** EXERCISE REQUIREMENTS **
Gather all lines from the material that contain the word "Continuing".

** PROVIDED DATA **
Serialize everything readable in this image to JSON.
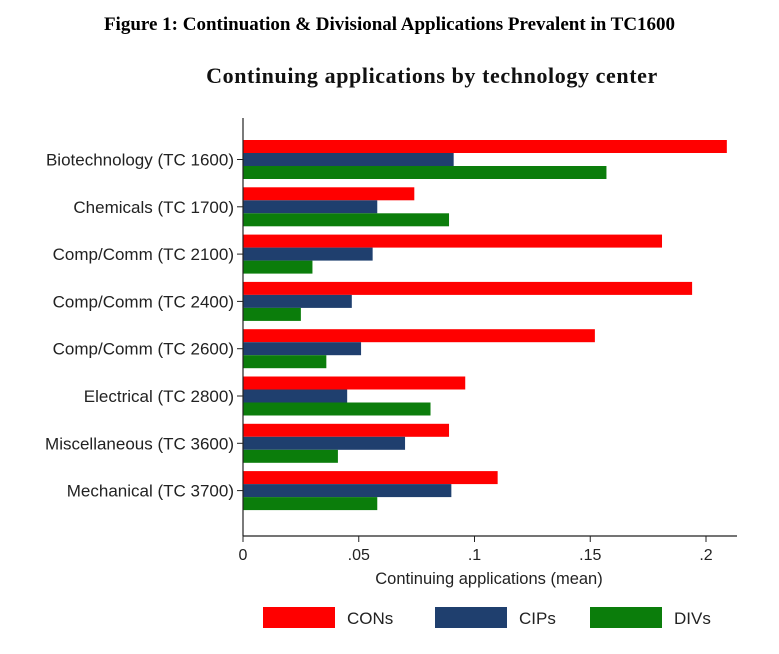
{
  "figure_caption": "Figure 1: Continuation & Divisional Applications Prevalent in TC1600",
  "chart_data": {
    "type": "bar",
    "orientation": "horizontal",
    "title": "Continuing applications by technology center",
    "xlabel": "Continuing applications (mean)",
    "ylabel": "",
    "xlim": [
      0,
      0.215
    ],
    "xticks": [
      0,
      0.05,
      0.1,
      0.15,
      0.2
    ],
    "xtick_labels": [
      "0",
      ".05",
      ".1",
      ".15",
      ".2"
    ],
    "grid": false,
    "legend_position": "bottom",
    "categories": [
      "Biotechnology (TC 1600)",
      "Chemicals (TC 1700)",
      "Comp/Comm (TC 2100)",
      "Comp/Comm (TC 2400)",
      "Comp/Comm (TC 2600)",
      "Electrical (TC 2800)",
      "Miscellaneous (TC 3600)",
      "Mechanical (TC 3700)"
    ],
    "series": [
      {
        "name": "CONs",
        "color": "#ff0000",
        "values": [
          0.209,
          0.074,
          0.181,
          0.194,
          0.152,
          0.096,
          0.089,
          0.11
        ]
      },
      {
        "name": "CIPs",
        "color": "#1f3f6e",
        "values": [
          0.091,
          0.058,
          0.056,
          0.047,
          0.051,
          0.045,
          0.07,
          0.09
        ]
      },
      {
        "name": "DIVs",
        "color": "#0b7d0b",
        "values": [
          0.157,
          0.089,
          0.03,
          0.025,
          0.036,
          0.081,
          0.041,
          0.058
        ]
      }
    ]
  }
}
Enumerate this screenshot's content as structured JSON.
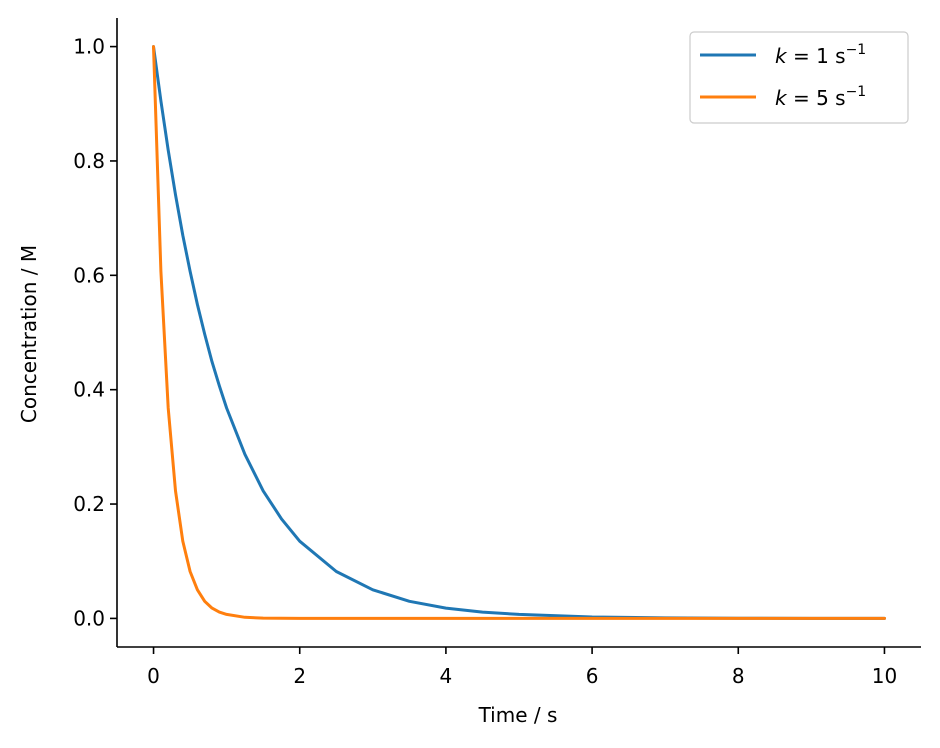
{
  "chart_data": {
    "type": "line",
    "xlabel": "Time / s",
    "ylabel": "Concentration / M",
    "xlim": [
      -0.5,
      10.5
    ],
    "ylim": [
      -0.05,
      1.05
    ],
    "xticks": [
      0,
      2,
      4,
      6,
      8,
      10
    ],
    "xtick_labels": [
      "0",
      "2",
      "4",
      "6",
      "8",
      "10"
    ],
    "yticks": [
      0.0,
      0.2,
      0.4,
      0.6,
      0.8,
      1.0
    ],
    "ytick_labels": [
      "0.0",
      "0.2",
      "0.4",
      "0.6",
      "0.8",
      "1.0"
    ],
    "grid": false,
    "legend_position": "top-right",
    "x": [
      0,
      0.1,
      0.2,
      0.3,
      0.4,
      0.5,
      0.6,
      0.7,
      0.8,
      0.9,
      1.0,
      1.25,
      1.5,
      1.75,
      2.0,
      2.5,
      3.0,
      3.5,
      4.0,
      4.5,
      5.0,
      6.0,
      7.0,
      8.0,
      9.0,
      10.0
    ],
    "series": [
      {
        "name": "k = 1 s⁻¹",
        "name_parts": {
          "var": "k",
          "rest": " = 1 s",
          "sup": "−1"
        },
        "color": "#1f77b4",
        "values": [
          1.0,
          0.905,
          0.819,
          0.741,
          0.67,
          0.607,
          0.549,
          0.497,
          0.449,
          0.407,
          0.368,
          0.287,
          0.223,
          0.174,
          0.135,
          0.082,
          0.05,
          0.03,
          0.018,
          0.011,
          0.007,
          0.0025,
          0.0009,
          0.0003,
          0.0001,
          0.0
        ]
      },
      {
        "name": "k = 5 s⁻¹",
        "name_parts": {
          "var": "k",
          "rest": " = 5 s",
          "sup": "−1"
        },
        "color": "#ff7f0e",
        "values": [
          1.0,
          0.607,
          0.368,
          0.223,
          0.135,
          0.082,
          0.05,
          0.03,
          0.018,
          0.011,
          0.007,
          0.002,
          0.0006,
          0.0002,
          0.0,
          0.0,
          0.0,
          0.0,
          0.0,
          0.0,
          0.0,
          0.0,
          0.0,
          0.0,
          0.0,
          0.0
        ]
      }
    ]
  }
}
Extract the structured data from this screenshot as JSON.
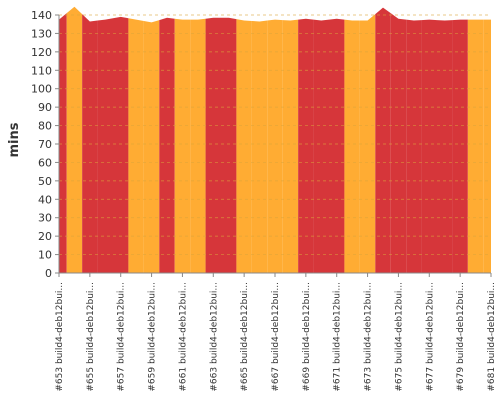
{
  "chart_data": {
    "type": "area",
    "title": "",
    "xlabel": "",
    "ylabel": "mins",
    "ylim": [
      0,
      140
    ],
    "yticks": [
      0,
      10,
      20,
      30,
      40,
      50,
      60,
      70,
      80,
      90,
      100,
      110,
      120,
      130,
      140
    ],
    "grid": true,
    "x": [
      653,
      654,
      655,
      656,
      657,
      658,
      659,
      660,
      661,
      662,
      663,
      664,
      665,
      666,
      667,
      668,
      669,
      670,
      671,
      672,
      673,
      674,
      675,
      676,
      677,
      678,
      679,
      680,
      681
    ],
    "xtick_labels": [
      "#653 build4-deb12bui...",
      "#655 build4-deb12bui...",
      "#657 build4-deb12bui...",
      "#659 build4-deb12bui...",
      "#661 build4-deb12bui...",
      "#663 build4-deb12bui...",
      "#665 build4-deb12bui...",
      "#667 build4-deb12bui...",
      "#669 build4-deb12bui...",
      "#671 build4-deb12bui...",
      "#673 build4-deb12bui...",
      "#675 build4-deb12bui...",
      "#677 build4-deb12bui...",
      "#679 build4-deb12bui...",
      "#681 build4-deb12bui..."
    ],
    "values": [
      137.5,
      144.5,
      136.5,
      137.5,
      139,
      137.5,
      136,
      138.5,
      137.5,
      137.5,
      138.5,
      138.5,
      137,
      136.5,
      137.5,
      137,
      138,
      137,
      138,
      137,
      137,
      144,
      138,
      137,
      137.5,
      137,
      137.5,
      137.5,
      137.5
    ],
    "status": [
      "failed",
      "unstable",
      "failed",
      "failed",
      "failed",
      "unstable",
      "unstable",
      "failed",
      "unstable",
      "unstable",
      "failed",
      "failed",
      "unstable",
      "unstable",
      "unstable",
      "unstable",
      "failed",
      "failed",
      "failed",
      "unstable",
      "unstable",
      "failed",
      "failed",
      "failed",
      "failed",
      "failed",
      "failed",
      "unstable",
      "unstable"
    ],
    "colors": {
      "failed": "#d6363a",
      "unstable": "#ffac33",
      "grid": "#dca53a",
      "axis": "#888888"
    }
  }
}
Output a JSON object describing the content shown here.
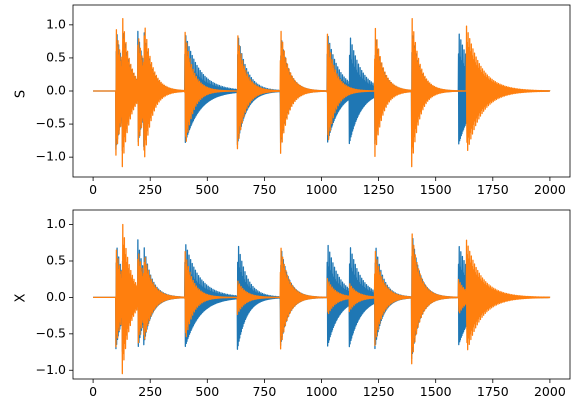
{
  "chart_data": [
    {
      "type": "line",
      "ylabel": "S",
      "xlabel": "",
      "xlim": [
        -88,
        2088
      ],
      "ylim": [
        -1.3,
        1.3
      ],
      "xticks": [
        0,
        250,
        500,
        750,
        1000,
        1250,
        1500,
        1750,
        2000
      ],
      "xtick_labels": [
        "0",
        "250",
        "500",
        "750",
        "1000",
        "1250",
        "1500",
        "1750",
        "2000"
      ],
      "yticks": [
        -1.0,
        -0.5,
        0.0,
        0.5,
        1.0
      ],
      "ytick_labels": [
        "−1.0",
        "−0.5",
        "0.0",
        "0.5",
        "1.0"
      ],
      "grid": false,
      "series": [
        {
          "color": "#1f77b4",
          "bursts": [
            {
              "start": 100,
              "amplitude": 0.98,
              "decay": 0.0285
            },
            {
              "start": 128,
              "amplitude": 1.0,
              "decay": 0.0285
            },
            {
              "start": 196,
              "amplitude": 0.9,
              "decay": 0.0285
            },
            {
              "start": 222,
              "amplitude": 0.93,
              "decay": 0.0285
            },
            {
              "start": 402,
              "amplitude": 0.89,
              "decay": 0.0158
            },
            {
              "start": 632,
              "amplitude": 0.9,
              "decay": 0.0245
            },
            {
              "start": 820,
              "amplitude": 0.9,
              "decay": 0.0285
            },
            {
              "start": 1025,
              "amplitude": 0.89,
              "decay": 0.0194
            },
            {
              "start": 1122,
              "amplitude": 0.88,
              "decay": 0.0194
            },
            {
              "start": 1233,
              "amplitude": 0.91,
              "decay": 0.0285
            },
            {
              "start": 1395,
              "amplitude": 0.96,
              "decay": 0.0285
            },
            {
              "start": 1600,
              "amplitude": 0.9,
              "decay": 0.0154
            }
          ]
        },
        {
          "color": "#ff7f0e",
          "bursts": [
            {
              "start": 100,
              "amplitude": 1.0,
              "decay": 0.0285
            },
            {
              "start": 128,
              "amplitude": 1.18,
              "decay": 0.0285
            },
            {
              "start": 196,
              "amplitude": 0.9,
              "decay": 0.0285
            },
            {
              "start": 222,
              "amplitude": 1.15,
              "decay": 0.0285
            },
            {
              "start": 402,
              "amplitude": 0.93,
              "decay": 0.0285
            },
            {
              "start": 632,
              "amplitude": 0.9,
              "decay": 0.0285
            },
            {
              "start": 820,
              "amplitude": 1.0,
              "decay": 0.0285
            },
            {
              "start": 1025,
              "amplitude": 0.9,
              "decay": 0.0285
            },
            {
              "start": 1233,
              "amplitude": 1.05,
              "decay": 0.0285
            },
            {
              "start": 1395,
              "amplitude": 1.18,
              "decay": 0.0285
            },
            {
              "start": 1635,
              "amplitude": 1.0,
              "decay": 0.0154
            }
          ]
        }
      ]
    },
    {
      "type": "line",
      "ylabel": "X",
      "xlabel": "",
      "xlim": [
        -88,
        2088
      ],
      "ylim": [
        -1.12,
        1.2
      ],
      "xticks": [
        0,
        250,
        500,
        750,
        1000,
        1250,
        1500,
        1750,
        2000
      ],
      "xtick_labels": [
        "0",
        "250",
        "500",
        "750",
        "1000",
        "1250",
        "1500",
        "1750",
        "2000"
      ],
      "yticks": [
        -1.0,
        -0.5,
        0.0,
        0.5,
        1.0
      ],
      "ytick_labels": [
        "−1.0",
        "−0.5",
        "0.0",
        "0.5",
        "1.0"
      ],
      "grid": false,
      "series": [
        {
          "color": "#1f77b4",
          "bursts": [
            {
              "start": 100,
              "amplitude": 0.78,
              "decay": 0.0285
            },
            {
              "start": 128,
              "amplitude": 0.82,
              "decay": 0.0285
            },
            {
              "start": 196,
              "amplitude": 0.79,
              "decay": 0.0285
            },
            {
              "start": 222,
              "amplitude": 0.72,
              "decay": 0.0285
            },
            {
              "start": 402,
              "amplitude": 0.77,
              "decay": 0.0158
            },
            {
              "start": 632,
              "amplitude": 0.79,
              "decay": 0.0245
            },
            {
              "start": 820,
              "amplitude": 0.75,
              "decay": 0.0285
            },
            {
              "start": 1025,
              "amplitude": 0.77,
              "decay": 0.0194
            },
            {
              "start": 1122,
              "amplitude": 0.75,
              "decay": 0.0194
            },
            {
              "start": 1233,
              "amplitude": 0.8,
              "decay": 0.0285
            },
            {
              "start": 1395,
              "amplitude": 0.93,
              "decay": 0.0285
            },
            {
              "start": 1600,
              "amplitude": 0.73,
              "decay": 0.0154
            }
          ]
        },
        {
          "color": "#ff7f0e",
          "bursts": [
            {
              "start": 100,
              "amplitude": 0.7,
              "decay": 0.0285
            },
            {
              "start": 128,
              "amplitude": 1.08,
              "decay": 0.0285
            },
            {
              "start": 196,
              "amplitude": 0.68,
              "decay": 0.0285
            },
            {
              "start": 222,
              "amplitude": 0.66,
              "decay": 0.0285
            },
            {
              "start": 402,
              "amplitude": 0.66,
              "decay": 0.0285
            },
            {
              "start": 632,
              "amplitude": 0.24,
              "decay": 0.0285
            },
            {
              "start": 820,
              "amplitude": 0.75,
              "decay": 0.0285
            },
            {
              "start": 1025,
              "amplitude": 0.27,
              "decay": 0.0285
            },
            {
              "start": 1122,
              "amplitude": 0.2,
              "decay": 0.0285
            },
            {
              "start": 1233,
              "amplitude": 0.7,
              "decay": 0.0285
            },
            {
              "start": 1395,
              "amplitude": 0.94,
              "decay": 0.0285
            },
            {
              "start": 1600,
              "amplitude": 0.25,
              "decay": 0.0285
            },
            {
              "start": 1635,
              "amplitude": 0.8,
              "decay": 0.0154
            }
          ]
        }
      ]
    }
  ]
}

** IN RESPONSE **
    "title": "Continuing applications by technology center",
    "xlabel": "Continuing applications (mean)",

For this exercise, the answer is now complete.